Copy out every record below, word for word.

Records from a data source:
(begin)

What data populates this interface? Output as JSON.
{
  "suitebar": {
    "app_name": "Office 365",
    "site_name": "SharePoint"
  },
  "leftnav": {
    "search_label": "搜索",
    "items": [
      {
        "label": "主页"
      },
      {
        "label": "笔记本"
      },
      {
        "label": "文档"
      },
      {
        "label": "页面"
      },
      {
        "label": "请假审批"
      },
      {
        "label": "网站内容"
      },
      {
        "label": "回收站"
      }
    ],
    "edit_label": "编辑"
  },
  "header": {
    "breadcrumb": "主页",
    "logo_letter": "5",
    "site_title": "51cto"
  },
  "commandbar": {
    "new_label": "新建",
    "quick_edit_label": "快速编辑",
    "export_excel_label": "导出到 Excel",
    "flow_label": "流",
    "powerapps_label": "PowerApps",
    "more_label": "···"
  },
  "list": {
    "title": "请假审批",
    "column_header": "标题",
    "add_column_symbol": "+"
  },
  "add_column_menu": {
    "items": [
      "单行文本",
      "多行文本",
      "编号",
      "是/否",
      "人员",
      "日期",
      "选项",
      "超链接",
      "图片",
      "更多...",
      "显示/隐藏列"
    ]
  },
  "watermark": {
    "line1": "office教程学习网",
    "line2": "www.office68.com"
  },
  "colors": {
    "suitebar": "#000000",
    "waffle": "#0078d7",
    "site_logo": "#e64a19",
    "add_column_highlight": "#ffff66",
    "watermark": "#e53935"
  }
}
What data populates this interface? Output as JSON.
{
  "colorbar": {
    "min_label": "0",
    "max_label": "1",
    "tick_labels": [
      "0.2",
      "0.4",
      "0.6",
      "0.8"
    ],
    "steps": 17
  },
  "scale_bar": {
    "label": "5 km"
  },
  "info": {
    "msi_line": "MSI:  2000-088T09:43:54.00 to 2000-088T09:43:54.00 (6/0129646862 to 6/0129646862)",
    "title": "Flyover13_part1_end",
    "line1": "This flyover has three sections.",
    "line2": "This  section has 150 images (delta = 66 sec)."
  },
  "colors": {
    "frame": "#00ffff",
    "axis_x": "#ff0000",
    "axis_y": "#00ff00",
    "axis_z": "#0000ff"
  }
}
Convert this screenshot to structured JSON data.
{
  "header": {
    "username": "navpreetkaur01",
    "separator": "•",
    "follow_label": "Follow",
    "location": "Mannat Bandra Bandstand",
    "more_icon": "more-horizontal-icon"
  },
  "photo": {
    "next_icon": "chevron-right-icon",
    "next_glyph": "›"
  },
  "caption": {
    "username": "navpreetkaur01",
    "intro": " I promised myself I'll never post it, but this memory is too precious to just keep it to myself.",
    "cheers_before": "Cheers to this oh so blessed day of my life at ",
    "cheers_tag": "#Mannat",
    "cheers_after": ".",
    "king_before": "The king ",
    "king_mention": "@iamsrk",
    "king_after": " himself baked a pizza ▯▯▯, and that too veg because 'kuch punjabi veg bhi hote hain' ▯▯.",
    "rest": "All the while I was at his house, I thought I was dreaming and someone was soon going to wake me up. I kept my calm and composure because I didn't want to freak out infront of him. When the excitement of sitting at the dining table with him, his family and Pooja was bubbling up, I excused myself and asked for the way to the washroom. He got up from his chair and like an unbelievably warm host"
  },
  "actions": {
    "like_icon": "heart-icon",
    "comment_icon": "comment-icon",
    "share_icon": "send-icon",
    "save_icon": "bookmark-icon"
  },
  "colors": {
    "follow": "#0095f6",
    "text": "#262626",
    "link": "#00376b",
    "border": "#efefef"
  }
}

(end)

* WRITTEN REPLY *
What data populates this interface? Output as JSON.
{
  "suitebar": {
    "app_name": "Office 365",
    "site_name": "SharePoint"
  },
  "leftnav": {
    "search_label": "搜索",
    "items": [
      {
        "label": "主页"
      },
      {
        "label": "笔记本"
      },
      {
        "label": "文档"
      },
      {
        "label": "页面"
      },
      {
        "label": "请假审批"
      },
      {
        "label": "网站内容"
      },
      {
        "label": "回收站"
      }
    ],
    "edit_label": "编辑"
  },
  "header": {
    "breadcrumb": "主页",
    "logo_letter": "5",
    "site_title": "51cto"
  },
  "commandbar": {
    "new_label": "新建",
    "quick_edit_label": "快速编辑",
    "export_excel_label": "导出到 Excel",
    "flow_label": "流",
    "powerapps_label": "PowerApps",
    "more_label": "···"
  },
  "list": {
    "title": "请假审批",
    "column_header": "标题",
    "add_column_symbol": "+"
  },
  "add_column_menu": {
    "items": [
      "单行文本",
      "多行文本",
      "编号",
      "是/否",
      "人员",
      "日期",
      "选项",
      "超链接",
      "图片",
      "更多...",
      "显示/隐藏列"
    ]
  },
  "watermark": {
    "line1": "office教程学习网",
    "line2": "www.office68.com"
  },
  "colors": {
    "suitebar": "#000000",
    "waffle": "#0078d7",
    "site_logo": "#e64a19",
    "add_column_highlight": "#ffff66",
    "watermark": "#e53935"
  }
}
What data populates this interface? Output as JSON.
{
  "colorbar": {
    "min_label": "0",
    "max_label": "1",
    "tick_labels": [
      "0.2",
      "0.4",
      "0.6",
      "0.8"
    ],
    "steps": 17
  },
  "scale_bar": {
    "label": "5 km"
  },
  "info": {
    "msi_line": "MSI:  2000-088T09:43:54.00 to 2000-088T09:43:54.00 (6/0129646862 to 6/0129646862)",
    "title": "Flyover13_part1_end",
    "line1": "This flyover has three sections.",
    "line2": "This  section has 150 images (delta = 66 sec)."
  },
  "colors": {
    "frame": "#00ffff",
    "axis_x": "#ff0000",
    "axis_y": "#00ff00",
    "axis_z": "#0000ff"
  }
}
Convert this screenshot to structured JSON data.
{
  "header": {
    "username": "navpreetkaur01",
    "separator": "•",
    "follow_label": "Follow",
    "location": "Mannat Bandra Bandstand",
    "more_icon": "more-horizontal-icon"
  },
  "photo": {
    "next_icon": "chevron-right-icon",
    "next_glyph": "›"
  },
  "caption": {
    "username": "navpreetkaur01",
    "intro": " I promised myself I'll never post it, but this memory is too precious to just keep it to myself.",
    "cheers_before": "Cheers to this oh so blessed day of my life at ",
    "cheers_tag": "#Mannat",
    "cheers_after": ".",
    "king_before": "The king ",
    "king_mention": "@iamsrk",
    "king_after": " himself baked a pizza ▯▯▯, and that too veg because 'kuch punjabi veg bhi hote hain' ▯▯.",
    "rest": "All the while I was at his house, I thought I was dreaming and someone was soon going to wake me up. I kept my calm and composure because I didn't want to freak out infront of him. When the excitement of sitting at the dining table with him, his family and Pooja was bubbling up, I excused myself and asked for the way to the washroom. He got up from his chair and like an unbelievably warm host"
  },
  "actions": {
    "like_icon": "heart-icon",
    "comment_icon": "comment-icon",
    "share_icon": "send-icon",
    "save_icon": "bookmark-icon"
  },
  "colors": {
    "follow": "#0095f6",
    "text": "#262626",
    "link": "#00376b",
    "border": "#efefef"
  }
}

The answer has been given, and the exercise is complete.